● **PROBLEM TO SOLVE**: All lines below must be repeated exactly, with the pictures omitted.
##### DATA TO USE
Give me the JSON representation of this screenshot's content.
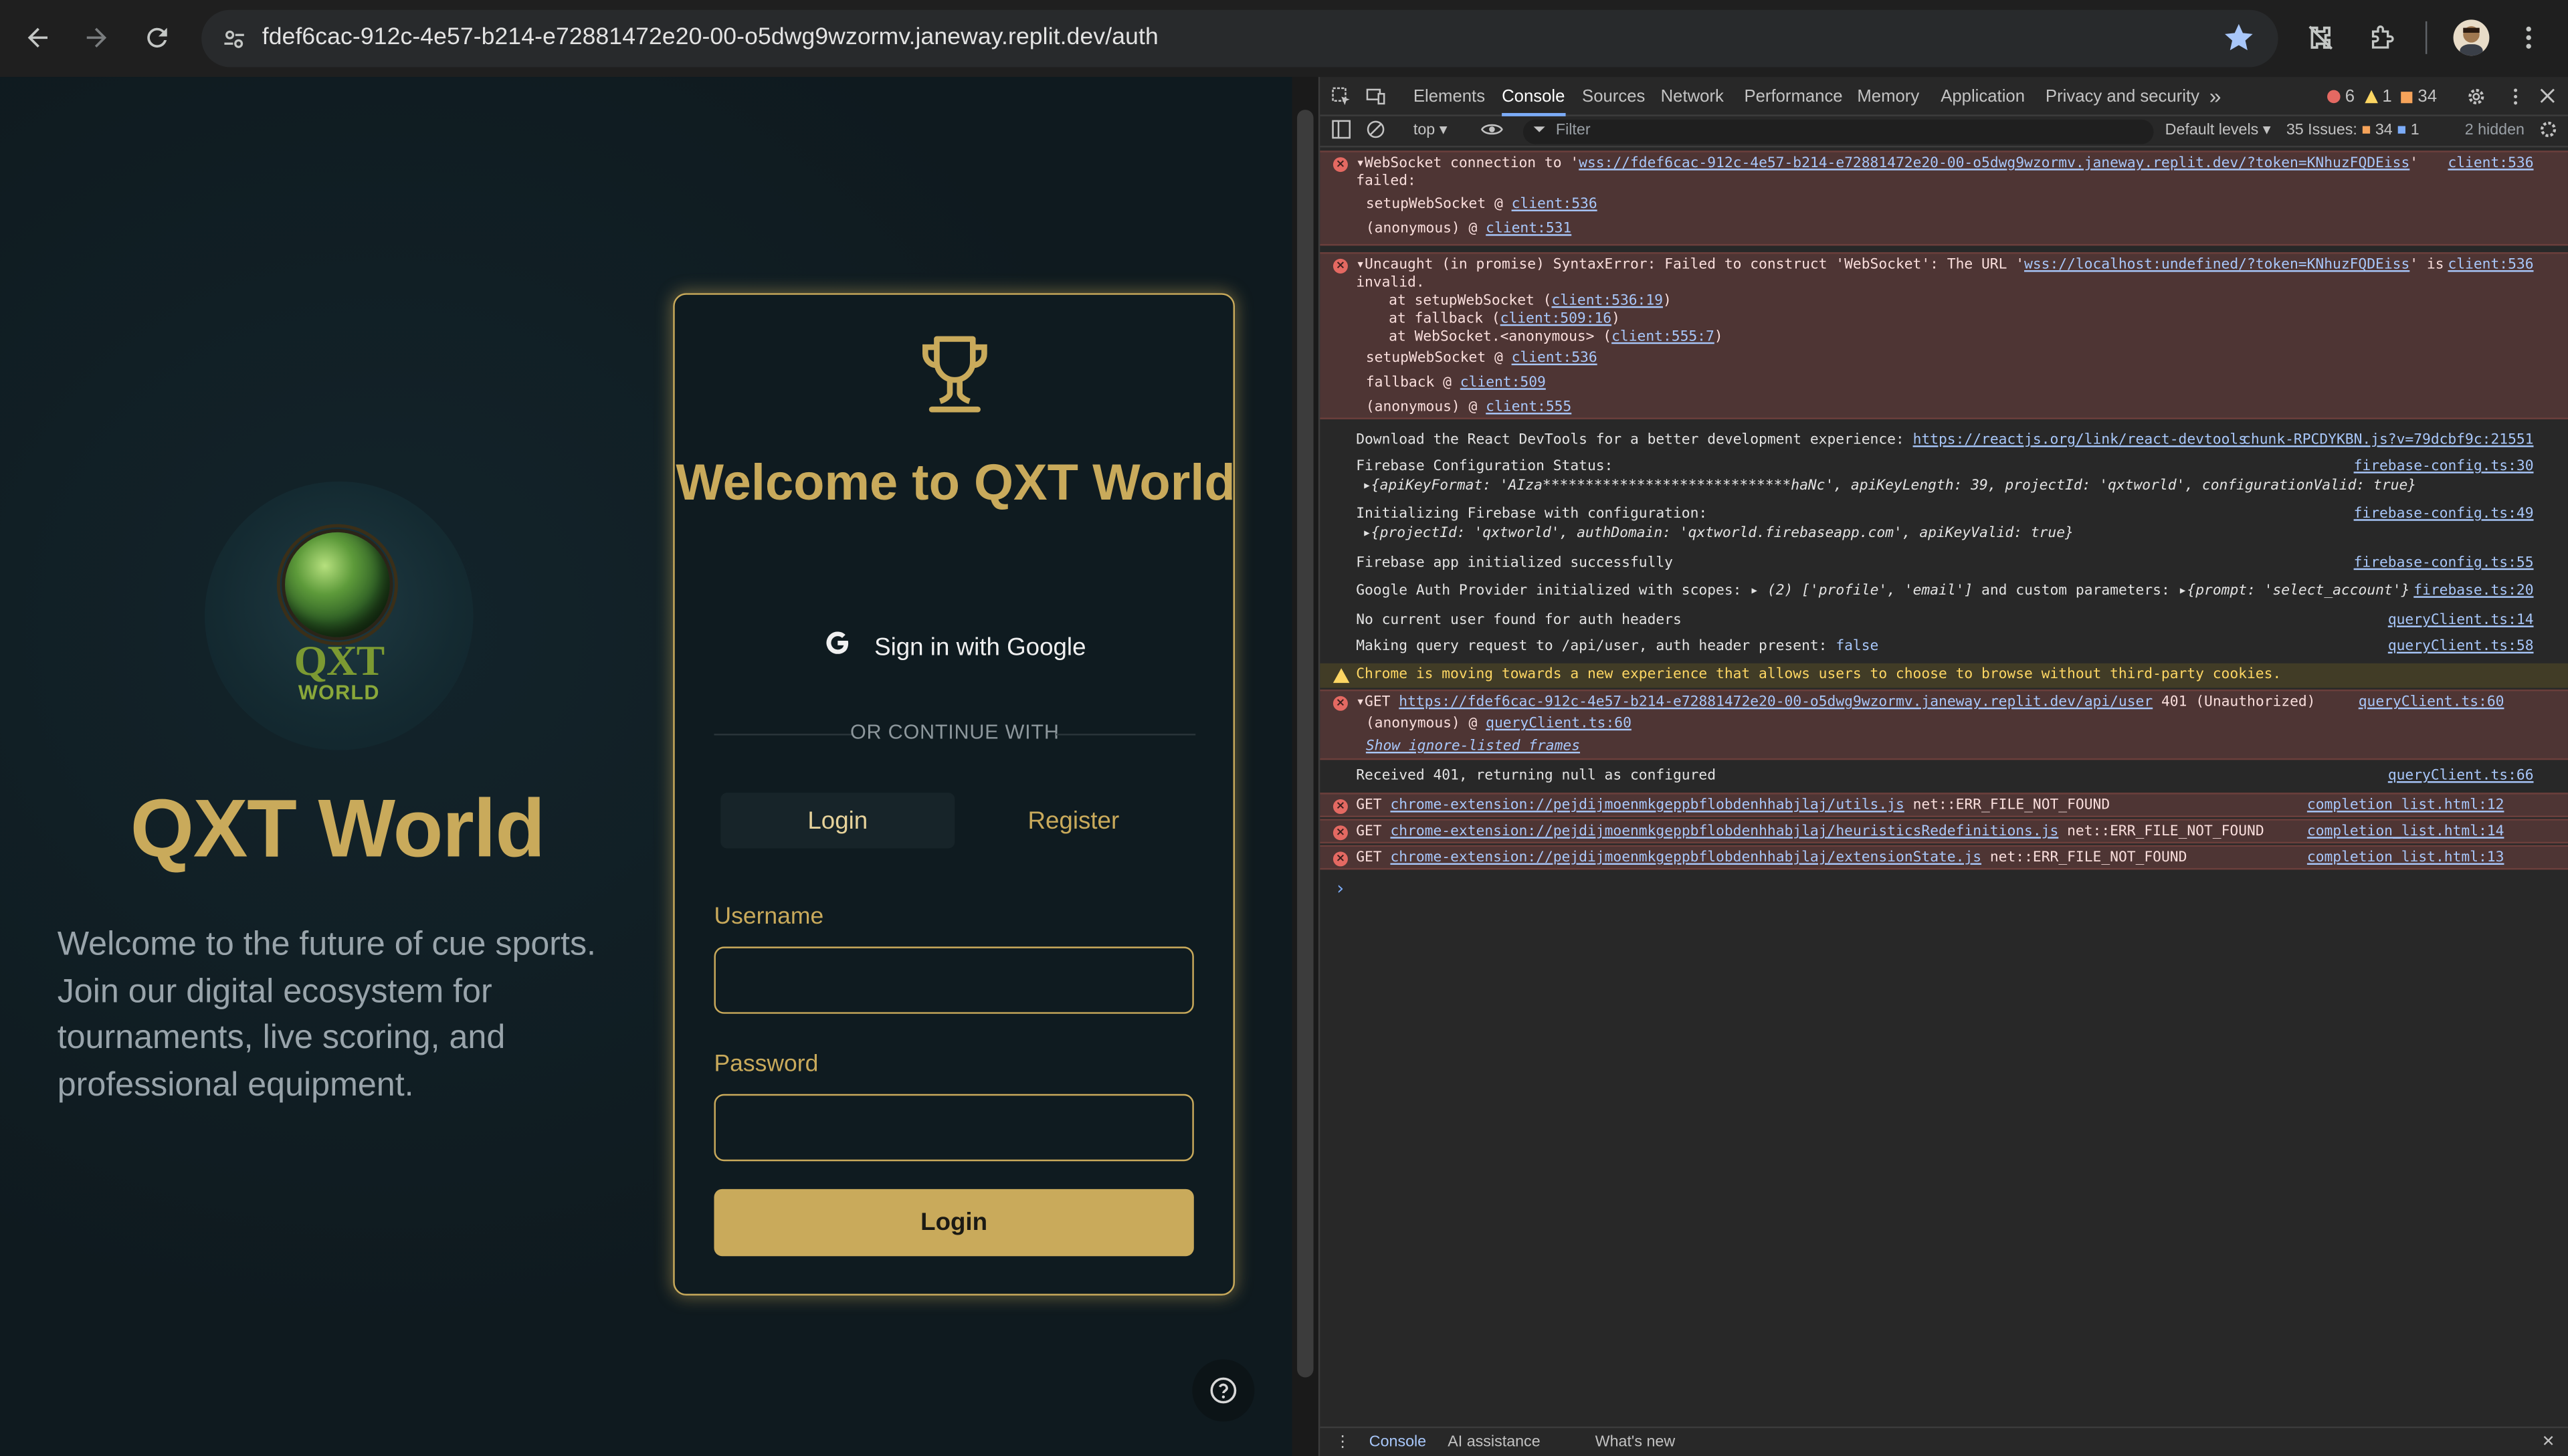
{
  "browser": {
    "url": "fdef6cac-912c-4e57-b214-e72881472e20-00-o5dwg9wzormv.janeway.replit.dev/auth",
    "accent": "#a8c7fa"
  },
  "app": {
    "logo_word": "QXT",
    "logo_sub": "WORLD",
    "hero_title": "QXT World",
    "hero_desc": "Welcome to the future of cue sports. Join our digital ecosystem for tournaments, live scoring, and professional equipment.",
    "card_title": "Welcome to QXT World",
    "google_label": "Sign in with Google",
    "or_text": "OR CONTINUE WITH",
    "tab_login": "Login",
    "tab_register": "Register",
    "username_label": "Username",
    "password_label": "Password",
    "username_value": "",
    "password_value": "",
    "submit_label": "Login",
    "brand_color": "#c9aa5b"
  },
  "devtools": {
    "tabs": [
      "Elements",
      "Console",
      "Sources",
      "Network",
      "Performance",
      "Memory",
      "Application",
      "Privacy and security"
    ],
    "more_tabs": "»",
    "error_count": "6",
    "warning_count": "1",
    "issue_count_top": "34",
    "context": "top",
    "filter_placeholder": "Filter",
    "levels": "Default levels",
    "issues_label": "35 Issues:",
    "issues_errors": "34",
    "issues_info": "1",
    "hidden": "2 hidden",
    "drawer_console": "Console",
    "drawer_ai": "AI assistance",
    "drawer_whatsnew": "What's new",
    "messages": {
      "ws_fail_1": "WebSocket connection to '",
      "ws_fail_url": "wss://fdef6cac-912c-4e57-b214-e72881472e20-00-o5dwg9wzormv.janeway.replit.dev/?token=KNhuzFQDEiss",
      "ws_fail_2": "'",
      "ws_fail_3": "failed:",
      "ws_stack_1": "setupWebSocket @",
      "ws_stack_1_src": "client:536",
      "ws_stack_2": "(anonymous)    @",
      "ws_stack_2_src": "client:531",
      "ws_src": "client:536",
      "syntax_1": "Uncaught (in promise) SyntaxError: Failed to construct 'WebSocket': The URL '",
      "syntax_url": "wss://localhost:undefined/?token=KNhuzFQDEiss",
      "syntax_2": "' is",
      "syntax_3": "invalid.",
      "syntax_at1": "at setupWebSocket (",
      "syntax_at1_src": "client:536:19",
      "syntax_at2": "at fallback (",
      "syntax_at2_src": "client:509:16",
      "syntax_at3": "at WebSocket.<anonymous> (",
      "syntax_at3_src": "client:555:7",
      "syntax_s1": "setupWebSocket @",
      "syntax_s1_src": "client:536",
      "syntax_s2": "fallback       @",
      "syntax_s2_src": "client:509",
      "syntax_s3": "(anonymous)    @",
      "syntax_s3_src": "client:555",
      "syntax_src": "client:536",
      "react_1": "Download the React DevTools for a better development experience:",
      "react_url": "https://reactjs.org/link/react-devtools",
      "react_src": "chunk-RPCDYKBN.js?v=79dcbf9c:21551",
      "fb_status": "Firebase Configuration Status:",
      "fb_status_obj": "{apiKeyFormat: 'AIza*****************************haNc', apiKeyLength: 39, projectId: 'qxtworld', configurationValid: true}",
      "fb_status_src": "firebase-config.ts:30",
      "fb_init": "Initializing Firebase with configuration:",
      "fb_init_obj": "{projectId: 'qxtworld', authDomain: 'qxtworld.firebaseapp.com', apiKeyValid: true}",
      "fb_init_src": "firebase-config.ts:49",
      "fb_ok": "Firebase app initialized successfully",
      "fb_ok_src": "firebase-config.ts:55",
      "gauth": "Google Auth Provider initialized with scopes:",
      "gauth_obj": "(2) ['profile', 'email']",
      "gauth_mid": "and custom parameters:",
      "gauth_obj2": "{prompt: 'select_account'}",
      "gauth_src": "firebase.ts:20",
      "nouser": "No current user found for auth headers",
      "nouser_src": "queryClient.ts:14",
      "query": "Making query request to /api/user, auth header present:",
      "query_val": "false",
      "query_src": "queryClient.ts:58",
      "cookies": "Chrome is moving towards a new experience that allows users to choose to browse without third-party cookies.",
      "get401_1": "GET",
      "get401_url": "https://fdef6cac-912c-4e57-b214-e72881472e20-00-o5dwg9wzormv.janeway.replit.dev/api/user",
      "get401_2": "401 (Unauthorized)",
      "get401_anon": "(anonymous) @",
      "get401_anon_src": "queryClient.ts:60",
      "get401_show": "Show ignore-listed frames",
      "get401_src": "queryClient.ts:60",
      "recv401": "Received 401, returning null as configured",
      "recv401_src": "queryClient.ts:66",
      "ext1_url": "chrome-extension://pejdijmoenmkgeppbflobdenhhabjlaj/utils.js",
      "ext1_err": "net::ERR_FILE_NOT_FOUND",
      "ext1_src": "completion_list.html:12",
      "ext2_url": "chrome-extension://pejdijmoenmkgeppbflobdenhhabjlaj/heuristicsRedefinitions.js",
      "ext2_err": "net::ERR_FILE_NOT_FOUND",
      "ext2_src": "completion_list.html:14",
      "ext3_url": "chrome-extension://pejdijmoenmkgeppbflobdenhhabjlaj/extensionState.js",
      "ext3_err": "net::ERR_FILE_NOT_FOUND",
      "ext3_src": "completion_list.html:13",
      "get": "GET",
      "prompt": "›"
    }
  }
}
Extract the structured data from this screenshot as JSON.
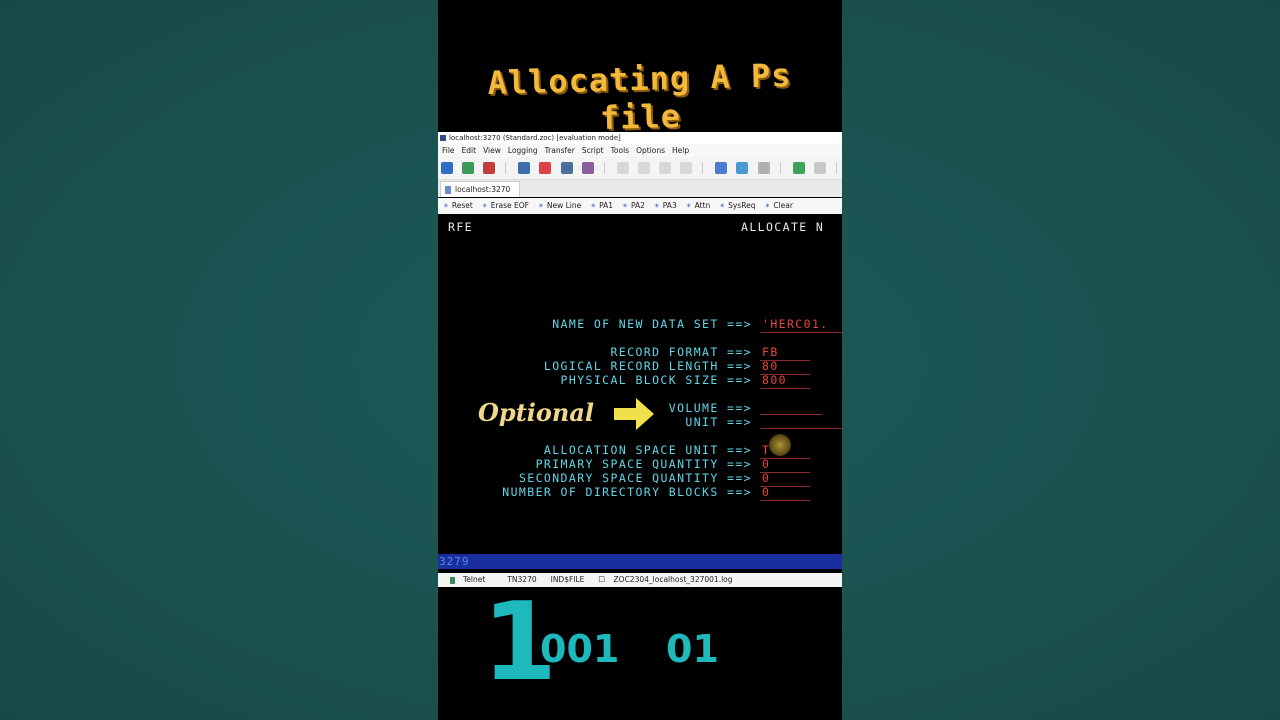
{
  "banner": {
    "title": "Allocating A Ps file"
  },
  "window": {
    "title": "localhost:3270 (Standard.zoc) [evaluation mode]",
    "menu": [
      "File",
      "Edit",
      "View",
      "Logging",
      "Transfer",
      "Script",
      "Tools",
      "Options",
      "Help"
    ],
    "tab": "localhost:3270",
    "buttons": [
      "Reset",
      "Erase EOF",
      "New Line",
      "PA1",
      "PA2",
      "PA3",
      "Attn",
      "SysReq",
      "Clear"
    ]
  },
  "terminal": {
    "header_left": "RFE",
    "header_right": "ALLOCATE N",
    "fields": {
      "dsname_label": "NAME OF NEW DATA SET ==>",
      "dsname_value": "'HERC01.",
      "recfm_label": "RECORD FORMAT ==>",
      "recfm_value": "FB",
      "lrecl_label": "LOGICAL RECORD LENGTH ==>",
      "lrecl_value": "80",
      "blksize_label": "PHYSICAL BLOCK SIZE ==>",
      "blksize_value": "800",
      "volume_label": "VOLUME ==>",
      "unit_label": "UNIT ==>",
      "spaceunit_label": "ALLOCATION SPACE UNIT ==>",
      "spaceunit_value": "T",
      "primary_label": "PRIMARY SPACE QUANTITY ==>",
      "primary_value": "0",
      "secondary_label": "SECONDARY SPACE QUANTITY ==>",
      "secondary_value": "0",
      "dirblocks_label": "NUMBER OF DIRECTORY BLOCKS ==>",
      "dirblocks_value": "0"
    },
    "annotation": "Optional",
    "status_line": "3279"
  },
  "statusbar": {
    "items": [
      "Telnet",
      "TN3270",
      "IND$FILE",
      "ZOC2304_localhost_327001.log"
    ]
  },
  "counter": {
    "big": "1",
    "a": "001",
    "b": "01"
  },
  "colors": {
    "field_label": "#5fd7e8",
    "field_value": "#e8453c",
    "accent": "#f3b93a",
    "counter": "#1eb9bc"
  }
}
##########
● **FINAL ANSWER**:
Give me the JSON representation of this screenshot's content.
{
  "browser": {
    "url": "fdef6cac-912c-4e57-b214-e72881472e20-00-o5dwg9wzormv.janeway.replit.dev/auth",
    "accent": "#a8c7fa"
  },
  "app": {
    "logo_word": "QXT",
    "logo_sub": "WORLD",
    "hero_title": "QXT World",
    "hero_desc": "Welcome to the future of cue sports. Join our digital ecosystem for tournaments, live scoring, and professional equipment.",
    "card_title": "Welcome to QXT World",
    "google_label": "Sign in with Google",
    "or_text": "OR CONTINUE WITH",
    "tab_login": "Login",
    "tab_register": "Register",
    "username_label": "Username",
    "password_label": "Password",
    "username_value": "",
    "password_value": "",
    "submit_label": "Login",
    "brand_color": "#c9aa5b"
  },
  "devtools": {
    "tabs": [
      "Elements",
      "Console",
      "Sources",
      "Network",
      "Performance",
      "Memory",
      "Application",
      "Privacy and security"
    ],
    "more_tabs": "»",
    "error_count": "6",
    "warning_count": "1",
    "issue_count_top": "34",
    "context": "top",
    "filter_placeholder": "Filter",
    "levels": "Default levels",
    "issues_label": "35 Issues:",
    "issues_errors": "34",
    "issues_info": "1",
    "hidden": "2 hidden",
    "drawer_console": "Console",
    "drawer_ai": "AI assistance",
    "drawer_whatsnew": "What's new",
    "messages": {
      "ws_fail_1": "WebSocket connection to '",
      "ws_fail_url": "wss://fdef6cac-912c-4e57-b214-e72881472e20-00-o5dwg9wzormv.janeway.replit.dev/?token=KNhuzFQDEiss",
      "ws_fail_2": "'",
      "ws_fail_3": "failed:",
      "ws_stack_1": "setupWebSocket @",
      "ws_stack_1_src": "client:536",
      "ws_stack_2": "(anonymous)    @",
      "ws_stack_2_src": "client:531",
      "ws_src": "client:536",
      "syntax_1": "Uncaught (in promise) SyntaxError: Failed to construct 'WebSocket': The URL '",
      "syntax_url": "wss://localhost:undefined/?token=KNhuzFQDEiss",
      "syntax_2": "' is",
      "syntax_3": "invalid.",
      "syntax_at1": "at setupWebSocket (",
      "syntax_at1_src": "client:536:19",
      "syntax_at2": "at fallback (",
      "syntax_at2_src": "client:509:16",
      "syntax_at3": "at WebSocket.<anonymous> (",
      "syntax_at3_src": "client:555:7",
      "syntax_s1": "setupWebSocket @",
      "syntax_s1_src": "client:536",
      "syntax_s2": "fallback       @",
      "syntax_s2_src": "client:509",
      "syntax_s3": "(anonymous)    @",
      "syntax_s3_src": "client:555",
      "syntax_src": "client:536",
      "react_1": "Download the React DevTools for a better development experience:",
      "react_url": "https://reactjs.org/link/react-devtools",
      "react_src": "chunk-RPCDYKBN.js?v=79dcbf9c:21551",
      "fb_status": "Firebase Configuration Status:",
      "fb_status_obj": "{apiKeyFormat: 'AIza*****************************haNc', apiKeyLength: 39, projectId: 'qxtworld', configurationValid: true}",
      "fb_status_src": "firebase-config.ts:30",
      "fb_init": "Initializing Firebase with configuration:",
      "fb_init_obj": "{projectId: 'qxtworld', authDomain: 'qxtworld.firebaseapp.com', apiKeyValid: true}",
      "fb_init_src": "firebase-config.ts:49",
      "fb_ok": "Firebase app initialized successfully",
      "fb_ok_src": "firebase-config.ts:55",
      "gauth": "Google Auth Provider initialized with scopes:",
      "gauth_obj": "(2) ['profile', 'email']",
      "gauth_mid": "and custom parameters:",
      "gauth_obj2": "{prompt: 'select_account'}",
      "gauth_src": "firebase.ts:20",
      "nouser": "No current user found for auth headers",
      "nouser_src": "queryClient.ts:14",
      "query": "Making query request to /api/user, auth header present:",
      "query_val": "false",
      "query_src": "queryClient.ts:58",
      "cookies": "Chrome is moving towards a new experience that allows users to choose to browse without third-party cookies.",
      "get401_1": "GET",
      "get401_url": "https://fdef6cac-912c-4e57-b214-e72881472e20-00-o5dwg9wzormv.janeway.replit.dev/api/user",
      "get401_2": "401 (Unauthorized)",
      "get401_anon": "(anonymous) @",
      "get401_anon_src": "queryClient.ts:60",
      "get401_show": "Show ignore-listed frames",
      "get401_src": "queryClient.ts:60",
      "recv401": "Received 401, returning null as configured",
      "recv401_src": "queryClient.ts:66",
      "ext1_url": "chrome-extension://pejdijmoenmkgeppbflobdenhhabjlaj/utils.js",
      "ext1_err": "net::ERR_FILE_NOT_FOUND",
      "ext1_src": "completion_list.html:12",
      "ext2_url": "chrome-extension://pejdijmoenmkgeppbflobdenhhabjlaj/heuristicsRedefinitions.js",
      "ext2_err": "net::ERR_FILE_NOT_FOUND",
      "ext2_src": "completion_list.html:14",
      "ext3_url": "chrome-extension://pejdijmoenmkgeppbflobdenhhabjlaj/extensionState.js",
      "ext3_err": "net::ERR_FILE_NOT_FOUND",
      "ext3_src": "completion_list.html:13",
      "get": "GET",
      "prompt": "›"
    }
  }
}
Extract the structured data from this screenshot as JSON.
{
  "banner": {
    "title": "Allocating A Ps file"
  },
  "window": {
    "title": "localhost:3270 (Standard.zoc) [evaluation mode]",
    "menu": [
      "File",
      "Edit",
      "View",
      "Logging",
      "Transfer",
      "Script",
      "Tools",
      "Options",
      "Help"
    ],
    "tab": "localhost:3270",
    "buttons": [
      "Reset",
      "Erase EOF",
      "New Line",
      "PA1",
      "PA2",
      "PA3",
      "Attn",
      "SysReq",
      "Clear"
    ]
  },
  "terminal": {
    "header_left": "RFE",
    "header_right": "ALLOCATE N",
    "fields": {
      "dsname_label": "NAME OF NEW DATA SET ==>",
      "dsname_value": "'HERC01.",
      "recfm_label": "RECORD FORMAT ==>",
      "recfm_value": "FB",
      "lrecl_label": "LOGICAL RECORD LENGTH ==>",
      "lrecl_value": "80",
      "blksize_label": "PHYSICAL BLOCK SIZE ==>",
      "blksize_value": "800",
      "volume_label": "VOLUME ==>",
      "unit_label": "UNIT ==>",
      "spaceunit_label": "ALLOCATION SPACE UNIT ==>",
      "spaceunit_value": "T",
      "primary_label": "PRIMARY SPACE QUANTITY ==>",
      "primary_value": "0",
      "secondary_label": "SECONDARY SPACE QUANTITY ==>",
      "secondary_value": "0",
      "dirblocks_label": "NUMBER OF DIRECTORY BLOCKS ==>",
      "dirblocks_value": "0"
    },
    "annotation": "Optional",
    "status_line": "3279"
  },
  "statusbar": {
    "items": [
      "Telnet",
      "TN3270",
      "IND$FILE",
      "ZOC2304_localhost_327001.log"
    ]
  },
  "counter": {
    "big": "1",
    "a": "001",
    "b": "01"
  },
  "colors": {
    "field_label": "#5fd7e8",
    "field_value": "#e8453c",
    "accent": "#f3b93a",
    "counter": "#1eb9bc"
  }
}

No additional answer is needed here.